- **What the task asks**
The entries below should be transcribed in their entirety, exactly as written.

- **Source material**
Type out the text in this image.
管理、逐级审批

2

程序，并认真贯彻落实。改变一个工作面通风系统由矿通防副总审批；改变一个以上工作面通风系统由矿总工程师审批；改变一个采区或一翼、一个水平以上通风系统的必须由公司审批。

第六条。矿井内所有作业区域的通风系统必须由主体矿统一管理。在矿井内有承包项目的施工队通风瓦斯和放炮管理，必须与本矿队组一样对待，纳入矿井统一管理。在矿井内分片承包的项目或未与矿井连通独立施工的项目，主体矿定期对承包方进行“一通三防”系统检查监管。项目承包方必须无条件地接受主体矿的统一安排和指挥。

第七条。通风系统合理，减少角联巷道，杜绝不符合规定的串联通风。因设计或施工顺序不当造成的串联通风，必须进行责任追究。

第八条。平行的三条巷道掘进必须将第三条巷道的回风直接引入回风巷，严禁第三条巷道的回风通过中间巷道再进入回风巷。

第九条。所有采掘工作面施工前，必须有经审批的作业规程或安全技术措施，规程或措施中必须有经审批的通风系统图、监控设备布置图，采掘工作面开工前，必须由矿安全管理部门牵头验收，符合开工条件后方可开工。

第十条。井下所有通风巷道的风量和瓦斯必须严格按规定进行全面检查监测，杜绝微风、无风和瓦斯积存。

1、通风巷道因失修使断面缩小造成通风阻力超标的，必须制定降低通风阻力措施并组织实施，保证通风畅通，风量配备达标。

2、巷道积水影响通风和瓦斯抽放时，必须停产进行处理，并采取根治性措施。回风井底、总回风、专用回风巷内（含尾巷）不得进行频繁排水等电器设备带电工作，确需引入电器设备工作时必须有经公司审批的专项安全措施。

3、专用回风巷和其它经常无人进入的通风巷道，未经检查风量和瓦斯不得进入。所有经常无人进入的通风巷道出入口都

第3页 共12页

- **Final answer**
Type out the text in this image.
管理、逐级审批

2

程序，并认真贯彻落实。改变一个工作面通风系统由矿通防副总审批；改变一个以上工作面通风系统由矿总工程师审批；改变一个采区或一翼、一个水平以上通风系统的必须由公司审批。

第六条。矿井内所有作业区域的通风系统必须由主体矿统一管理。在矿井内有承包项目的施工队通风瓦斯和放炮管理，必须与本矿队组一样对待，纳入矿井统一管理。在矿井内分片承包的项目或未与矿井连通独立施工的项目，主体矿定期对承包方进行“一通三防”系统检查监管。项目承包方必须无条件地接受主体矿的统一安排和指挥。

第七条。通风系统合理，减少角联巷道，杜绝不符合规定的串联通风。因设计或施工顺序不当造成的串联通风，必须进行责任追究。

第八条。平行的三条巷道掘进必须将第三条巷道的回风直接引入回风巷，严禁第三条巷道的回风通过中间巷道再进入回风巷。

第九条。所有采掘工作面施工前，必须有经审批的作业规程或安全技术措施，规程或措施中必须有经审批的通风系统图、监控设备布置图，采掘工作面开工前，必须由矿安全管理部门牵头验收，符合开工条件后方可开工。

第十条。井下所有通风巷道的风量和瓦斯必须严格按规定进行全面检查监测，杜绝微风、无风和瓦斯积存。

1、通风巷道因失修使断面缩小造成通风阻力超标的，必须制定降低通风阻力措施并组织实施，保证通风畅通，风量配备达标。

2、巷道积水影响通风和瓦斯抽放时，必须停产进行处理，并采取根治性措施。回风井底、总回风、专用回风巷内（含尾巷）不得进行频繁排水等电器设备带电工作，确需引入电器设备工作时必须有经公司审批的专项安全措施。

3、专用回风巷和其它经常无人进入的通风巷道，未经检查风量和瓦斯不得进入。所有经常无人进入的通风巷道出入口都

第3页 共12页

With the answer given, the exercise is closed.